** START OF EXTRACTED RECORDS **

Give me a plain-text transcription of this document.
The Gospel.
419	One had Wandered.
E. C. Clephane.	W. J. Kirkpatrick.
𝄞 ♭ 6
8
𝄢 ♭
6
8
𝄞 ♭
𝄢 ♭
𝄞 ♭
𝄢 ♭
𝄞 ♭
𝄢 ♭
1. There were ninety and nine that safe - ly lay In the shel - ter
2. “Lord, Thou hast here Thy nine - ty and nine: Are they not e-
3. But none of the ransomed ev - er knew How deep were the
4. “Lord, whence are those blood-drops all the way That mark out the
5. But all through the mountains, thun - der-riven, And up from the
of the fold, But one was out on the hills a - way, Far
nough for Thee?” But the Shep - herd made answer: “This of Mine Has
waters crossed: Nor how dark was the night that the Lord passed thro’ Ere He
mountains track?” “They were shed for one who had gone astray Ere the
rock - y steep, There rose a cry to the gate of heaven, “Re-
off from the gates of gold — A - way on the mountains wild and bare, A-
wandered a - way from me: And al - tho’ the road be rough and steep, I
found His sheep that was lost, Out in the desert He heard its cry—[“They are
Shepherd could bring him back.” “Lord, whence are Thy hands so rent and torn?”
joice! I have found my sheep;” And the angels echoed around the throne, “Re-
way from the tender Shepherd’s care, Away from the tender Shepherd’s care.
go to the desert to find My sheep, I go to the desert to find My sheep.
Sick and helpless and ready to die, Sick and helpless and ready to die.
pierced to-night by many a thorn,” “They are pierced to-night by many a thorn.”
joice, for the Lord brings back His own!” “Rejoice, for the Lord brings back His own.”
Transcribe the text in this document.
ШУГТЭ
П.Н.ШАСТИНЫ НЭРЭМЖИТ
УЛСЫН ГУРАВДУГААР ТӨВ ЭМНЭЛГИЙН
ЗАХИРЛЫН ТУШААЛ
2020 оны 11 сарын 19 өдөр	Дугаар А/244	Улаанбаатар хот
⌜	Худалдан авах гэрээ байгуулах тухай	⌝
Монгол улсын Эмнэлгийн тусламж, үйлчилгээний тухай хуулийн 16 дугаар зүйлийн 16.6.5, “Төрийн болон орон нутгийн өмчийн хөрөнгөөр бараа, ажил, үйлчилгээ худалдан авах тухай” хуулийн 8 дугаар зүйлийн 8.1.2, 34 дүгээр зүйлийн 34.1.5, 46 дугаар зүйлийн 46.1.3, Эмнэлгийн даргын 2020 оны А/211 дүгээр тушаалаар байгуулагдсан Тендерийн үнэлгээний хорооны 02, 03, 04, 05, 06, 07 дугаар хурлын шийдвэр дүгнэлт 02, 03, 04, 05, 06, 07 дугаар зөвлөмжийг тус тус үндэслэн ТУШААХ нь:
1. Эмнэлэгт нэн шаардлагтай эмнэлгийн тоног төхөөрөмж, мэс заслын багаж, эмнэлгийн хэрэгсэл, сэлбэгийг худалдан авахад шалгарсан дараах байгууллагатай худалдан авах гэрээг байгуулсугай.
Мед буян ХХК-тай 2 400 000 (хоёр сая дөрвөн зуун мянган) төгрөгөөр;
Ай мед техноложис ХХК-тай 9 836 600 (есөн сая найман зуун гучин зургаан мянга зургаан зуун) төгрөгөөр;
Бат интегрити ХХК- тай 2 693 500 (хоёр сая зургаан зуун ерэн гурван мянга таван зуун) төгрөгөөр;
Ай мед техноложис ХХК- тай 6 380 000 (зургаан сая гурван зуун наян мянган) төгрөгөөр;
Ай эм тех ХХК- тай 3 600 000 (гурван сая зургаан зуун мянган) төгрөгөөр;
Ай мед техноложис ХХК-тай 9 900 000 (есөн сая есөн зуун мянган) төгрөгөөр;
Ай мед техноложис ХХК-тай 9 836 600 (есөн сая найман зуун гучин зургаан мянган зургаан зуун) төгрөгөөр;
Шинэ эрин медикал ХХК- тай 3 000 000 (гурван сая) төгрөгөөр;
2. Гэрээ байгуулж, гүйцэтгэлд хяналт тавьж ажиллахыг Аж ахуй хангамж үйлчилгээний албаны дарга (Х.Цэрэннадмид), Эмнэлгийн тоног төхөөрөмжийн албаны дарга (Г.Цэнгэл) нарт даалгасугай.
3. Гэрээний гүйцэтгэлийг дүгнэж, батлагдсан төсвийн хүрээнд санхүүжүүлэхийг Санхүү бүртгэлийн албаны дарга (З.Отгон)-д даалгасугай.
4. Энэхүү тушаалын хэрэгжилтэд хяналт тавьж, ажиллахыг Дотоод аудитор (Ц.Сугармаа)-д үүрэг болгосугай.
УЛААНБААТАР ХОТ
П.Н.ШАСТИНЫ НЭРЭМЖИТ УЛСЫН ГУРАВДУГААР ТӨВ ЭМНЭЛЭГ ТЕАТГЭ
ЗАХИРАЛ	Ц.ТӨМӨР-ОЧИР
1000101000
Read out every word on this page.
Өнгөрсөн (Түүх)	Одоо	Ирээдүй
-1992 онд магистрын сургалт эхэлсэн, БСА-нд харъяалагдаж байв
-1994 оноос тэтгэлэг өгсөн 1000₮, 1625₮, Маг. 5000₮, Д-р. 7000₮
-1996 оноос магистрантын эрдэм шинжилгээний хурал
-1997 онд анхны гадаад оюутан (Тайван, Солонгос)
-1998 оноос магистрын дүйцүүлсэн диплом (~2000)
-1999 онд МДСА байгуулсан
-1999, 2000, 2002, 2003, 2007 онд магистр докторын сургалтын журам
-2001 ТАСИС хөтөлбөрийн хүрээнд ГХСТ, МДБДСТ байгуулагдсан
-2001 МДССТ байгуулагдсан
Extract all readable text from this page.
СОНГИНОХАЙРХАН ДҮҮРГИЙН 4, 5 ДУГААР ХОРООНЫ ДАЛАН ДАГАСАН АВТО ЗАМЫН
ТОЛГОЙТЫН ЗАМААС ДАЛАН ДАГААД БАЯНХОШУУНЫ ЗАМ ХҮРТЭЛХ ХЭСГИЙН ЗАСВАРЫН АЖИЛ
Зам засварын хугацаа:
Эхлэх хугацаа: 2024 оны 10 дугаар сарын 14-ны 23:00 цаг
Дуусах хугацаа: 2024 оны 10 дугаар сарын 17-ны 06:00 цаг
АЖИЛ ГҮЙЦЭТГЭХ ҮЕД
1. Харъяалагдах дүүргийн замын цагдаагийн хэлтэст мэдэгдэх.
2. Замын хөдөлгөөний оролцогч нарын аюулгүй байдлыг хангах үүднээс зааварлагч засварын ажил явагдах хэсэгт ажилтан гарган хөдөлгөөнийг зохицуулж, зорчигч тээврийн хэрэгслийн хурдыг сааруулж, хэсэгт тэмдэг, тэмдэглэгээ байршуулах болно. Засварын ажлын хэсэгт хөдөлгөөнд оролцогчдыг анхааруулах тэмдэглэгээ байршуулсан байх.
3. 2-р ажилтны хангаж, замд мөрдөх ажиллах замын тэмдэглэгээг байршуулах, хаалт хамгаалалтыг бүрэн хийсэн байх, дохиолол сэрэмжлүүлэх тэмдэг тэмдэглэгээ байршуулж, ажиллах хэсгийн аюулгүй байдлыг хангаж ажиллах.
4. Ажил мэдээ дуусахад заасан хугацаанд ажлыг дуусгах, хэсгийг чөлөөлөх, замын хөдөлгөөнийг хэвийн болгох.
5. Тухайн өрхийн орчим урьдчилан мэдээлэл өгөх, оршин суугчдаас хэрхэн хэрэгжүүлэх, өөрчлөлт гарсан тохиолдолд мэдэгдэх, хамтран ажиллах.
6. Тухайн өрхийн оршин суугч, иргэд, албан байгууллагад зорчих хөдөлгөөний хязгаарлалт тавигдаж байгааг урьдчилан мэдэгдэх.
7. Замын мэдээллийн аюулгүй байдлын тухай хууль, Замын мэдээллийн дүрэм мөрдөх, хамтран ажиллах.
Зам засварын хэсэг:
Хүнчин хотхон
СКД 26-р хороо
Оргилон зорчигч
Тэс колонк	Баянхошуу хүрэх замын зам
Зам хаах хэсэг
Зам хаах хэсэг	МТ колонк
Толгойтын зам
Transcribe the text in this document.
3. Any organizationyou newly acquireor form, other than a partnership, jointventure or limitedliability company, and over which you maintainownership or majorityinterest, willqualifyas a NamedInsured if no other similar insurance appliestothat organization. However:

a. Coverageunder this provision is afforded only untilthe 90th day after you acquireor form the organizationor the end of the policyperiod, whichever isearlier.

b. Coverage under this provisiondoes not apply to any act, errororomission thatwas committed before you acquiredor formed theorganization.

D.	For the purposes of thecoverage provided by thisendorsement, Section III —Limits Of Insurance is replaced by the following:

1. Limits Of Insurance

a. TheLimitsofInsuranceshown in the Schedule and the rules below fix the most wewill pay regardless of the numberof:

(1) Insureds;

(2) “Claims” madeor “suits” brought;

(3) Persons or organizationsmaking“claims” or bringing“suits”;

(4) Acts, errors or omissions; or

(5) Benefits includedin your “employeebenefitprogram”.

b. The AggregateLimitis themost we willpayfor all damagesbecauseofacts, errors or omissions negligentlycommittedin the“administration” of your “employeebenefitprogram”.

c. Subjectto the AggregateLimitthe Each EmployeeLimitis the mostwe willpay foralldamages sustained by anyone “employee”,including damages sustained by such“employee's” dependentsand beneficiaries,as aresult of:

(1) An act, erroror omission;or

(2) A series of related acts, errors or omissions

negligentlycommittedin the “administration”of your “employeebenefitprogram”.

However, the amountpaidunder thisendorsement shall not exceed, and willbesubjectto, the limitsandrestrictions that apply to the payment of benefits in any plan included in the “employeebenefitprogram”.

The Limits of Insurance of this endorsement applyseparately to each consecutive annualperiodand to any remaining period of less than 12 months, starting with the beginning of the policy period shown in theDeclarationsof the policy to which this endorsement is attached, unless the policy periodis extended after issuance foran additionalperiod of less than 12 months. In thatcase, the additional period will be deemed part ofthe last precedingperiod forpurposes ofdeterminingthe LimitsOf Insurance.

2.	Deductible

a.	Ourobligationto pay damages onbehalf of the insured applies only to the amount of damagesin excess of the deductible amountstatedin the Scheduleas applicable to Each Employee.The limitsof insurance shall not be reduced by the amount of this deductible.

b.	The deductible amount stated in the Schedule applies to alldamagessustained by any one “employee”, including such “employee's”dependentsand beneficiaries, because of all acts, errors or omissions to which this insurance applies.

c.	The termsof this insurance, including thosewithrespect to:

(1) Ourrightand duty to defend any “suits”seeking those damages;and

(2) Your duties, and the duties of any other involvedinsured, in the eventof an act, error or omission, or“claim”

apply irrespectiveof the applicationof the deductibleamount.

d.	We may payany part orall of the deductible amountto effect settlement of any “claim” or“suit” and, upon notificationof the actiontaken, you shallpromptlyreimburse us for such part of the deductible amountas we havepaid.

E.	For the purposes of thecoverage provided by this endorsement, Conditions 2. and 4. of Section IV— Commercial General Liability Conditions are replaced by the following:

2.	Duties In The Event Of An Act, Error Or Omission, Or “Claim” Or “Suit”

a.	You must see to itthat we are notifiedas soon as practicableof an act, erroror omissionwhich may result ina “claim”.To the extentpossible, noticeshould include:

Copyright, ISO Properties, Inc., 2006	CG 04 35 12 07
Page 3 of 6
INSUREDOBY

** END OF EXTRACTED RECORDS **

» **WHAT IS BEING ASKED**: Lines containing the word "text" must all be returned from the material above.

» **REPLY TO THE EXERCISE**:
Give me a plain-text transcription of this document.
Transcribe the text in this document.
Extract all readable text from this page.
Transcribe the text in this document.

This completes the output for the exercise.